> What needs to be done: Report back each line of the records that contains the string "icon".

> Working data:
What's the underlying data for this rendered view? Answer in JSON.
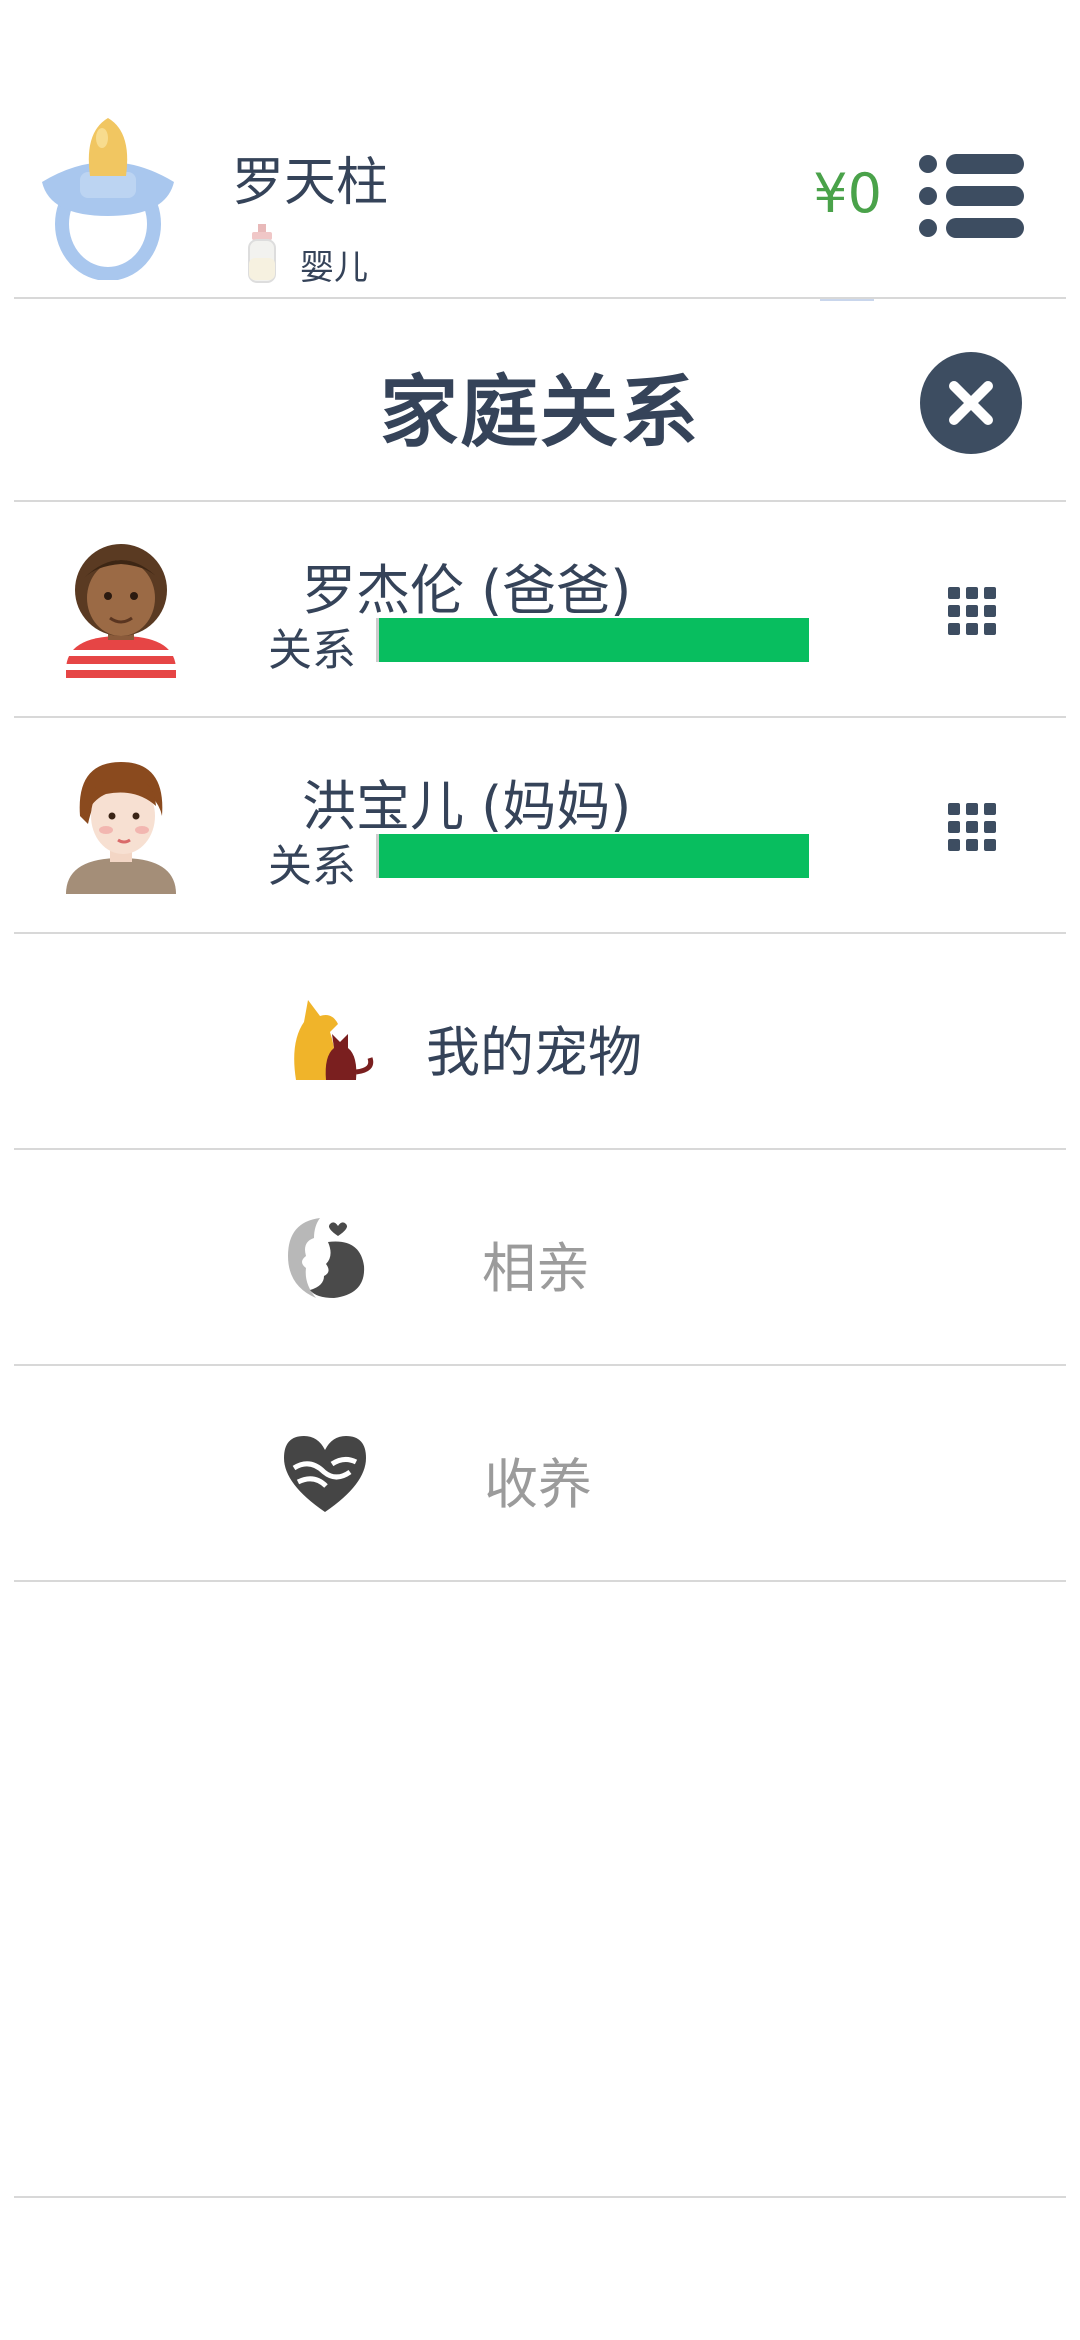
{
  "header": {
    "player_name": "罗天柱",
    "life_stage": "婴儿",
    "money": "¥0",
    "avatar_icon": "pacifier-icon",
    "stage_icon": "baby-bottle-icon",
    "menu_icon": "menu-list-icon"
  },
  "modal": {
    "title": "家庭关系",
    "close_icon": "close-icon"
  },
  "relations": [
    {
      "name": "罗杰伦 (爸爸)",
      "label": "关系",
      "relationship_level": 1.0,
      "avatar": "father-avatar",
      "options_icon": "grid-icon"
    },
    {
      "name": "洪宝儿 (妈妈)",
      "label": "关系",
      "relationship_level": 1.0,
      "avatar": "mother-avatar",
      "options_icon": "grid-icon"
    }
  ],
  "actions": [
    {
      "label": "我的宠物",
      "icon": "pet-icon",
      "enabled": true
    },
    {
      "label": "相亲",
      "icon": "dating-icon",
      "enabled": false
    },
    {
      "label": "收养",
      "icon": "adopt-heart-icon",
      "enabled": false
    }
  ],
  "colors": {
    "text_dark": "#354359",
    "money_green": "#4aa24a",
    "bar_green": "#08be5f",
    "disabled_gray": "#9b9b9b",
    "close_bg": "#3d4d61"
  }
}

> Task result:
    "avatar_icon": "pacifier-icon",
    "stage_icon": "baby-bottle-icon",
    "menu_icon": "menu-list-icon"
    "close_icon": "close-icon"
      "options_icon": "grid-icon"
      "options_icon": "grid-icon"
      "icon": "pet-icon",
      "icon": "dating-icon",
      "icon": "adopt-heart-icon",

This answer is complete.